▶ **The exercise**
Pick out each line below containing "text".

════════

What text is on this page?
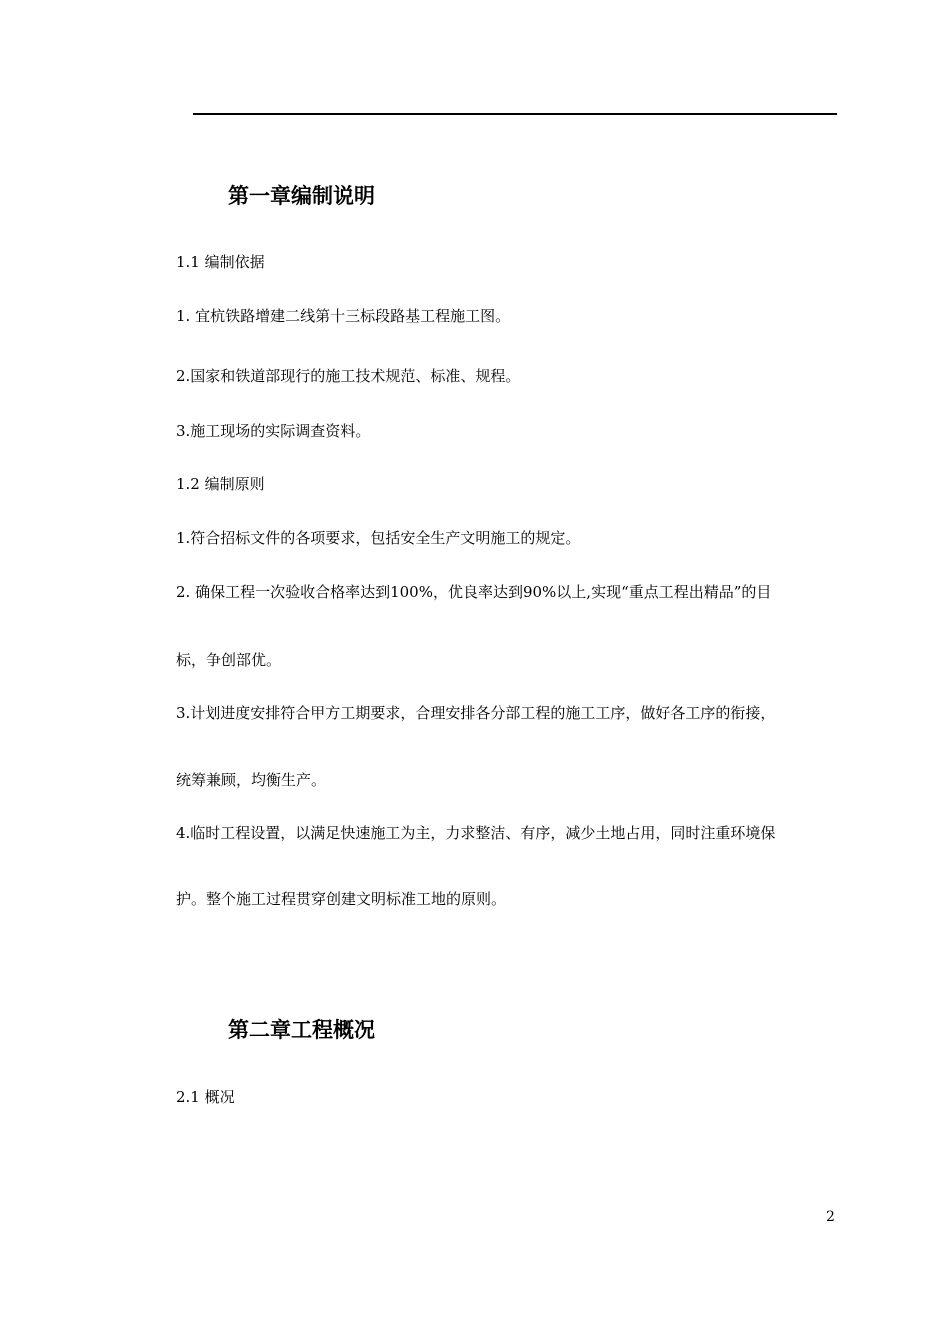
第一章编制说明

1.1 编制依据

1. 宜杭铁路增建二线第十三标段路基工程施工图。

2.国家和铁道部现行的施工技术规范、标准、规程。

3.施工现场的实际调查资料。

1.2 编制原则

1.符合招标文件的各项要求，包括安全生产文明施工的规定。

2. 确保工程一次验收合格率达到100%，优良率达到90%以上,实现“重点工程出精品”的目

标，争创部优。

3.计划进度安排符合甲方工期要求，合理安排各分部工程的施工工序，做好各工序的衔接，

统筹兼顾，均衡生产。

4.临时工程设置，以满足快速施工为主，力求整洁、有序，减少土地占用，同时注重环境保

护。整个施工过程贯穿创建文明标准工地的原则。

第二章工程概况

2.1 概况

2
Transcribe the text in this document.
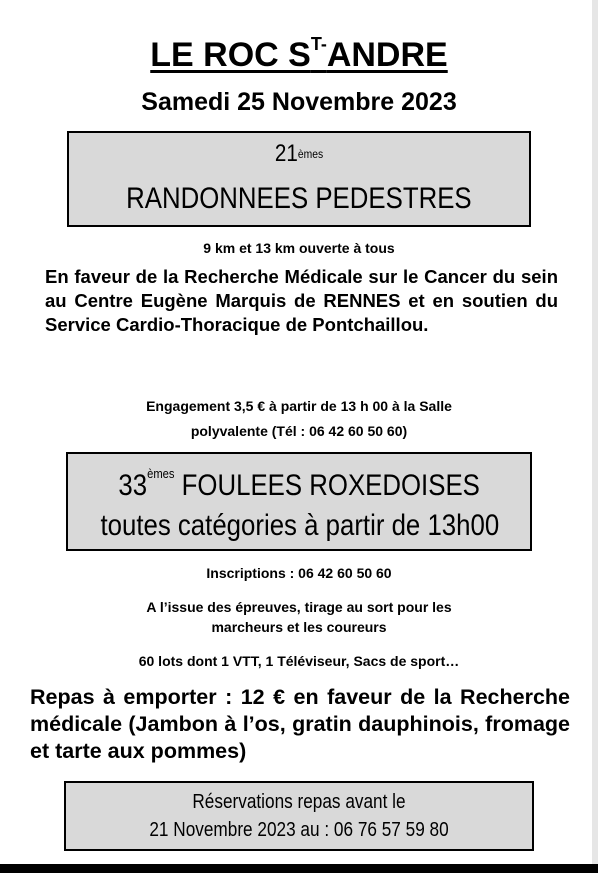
LE ROC $S^{T-}ANDRE$
Samedi 25 Novembre 2023
21èmes
RANDONNEES PEDESTRES
9 km et 13 km ouverte à tous
En faveur de la Recherche Médicale sur le Cancer du sein au Centre Eugène Marquis de RENNES et en soutien du Service Cardio-Thoracique de Pontchaillou.
Engagement 3,5 € à partir de 13 h 00 à la Salle
polyvalente (Tél : 06 42 60 50 60)
33èmes FOULEES ROXEDOISES
toutes catégories à partir de 13h00
Inscriptions : 06 42 60 50 60
A l’issue des épreuves, tirage au sort pour les
marcheurs et les coureurs
60 lots dont 1 VTT, 1 Téléviseur, Sacs de sport…
Repas à emporter : 12 € en faveur de la Recherche médicale (Jambon à l’os, gratin dauphinois, fromage et tarte aux pommes)
Réservations repas avant le
21 Novembre 2023 au : 06 76 57 59 80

════════

▶ **Task solution**
What text is on this page?
Transcribe the text in this document.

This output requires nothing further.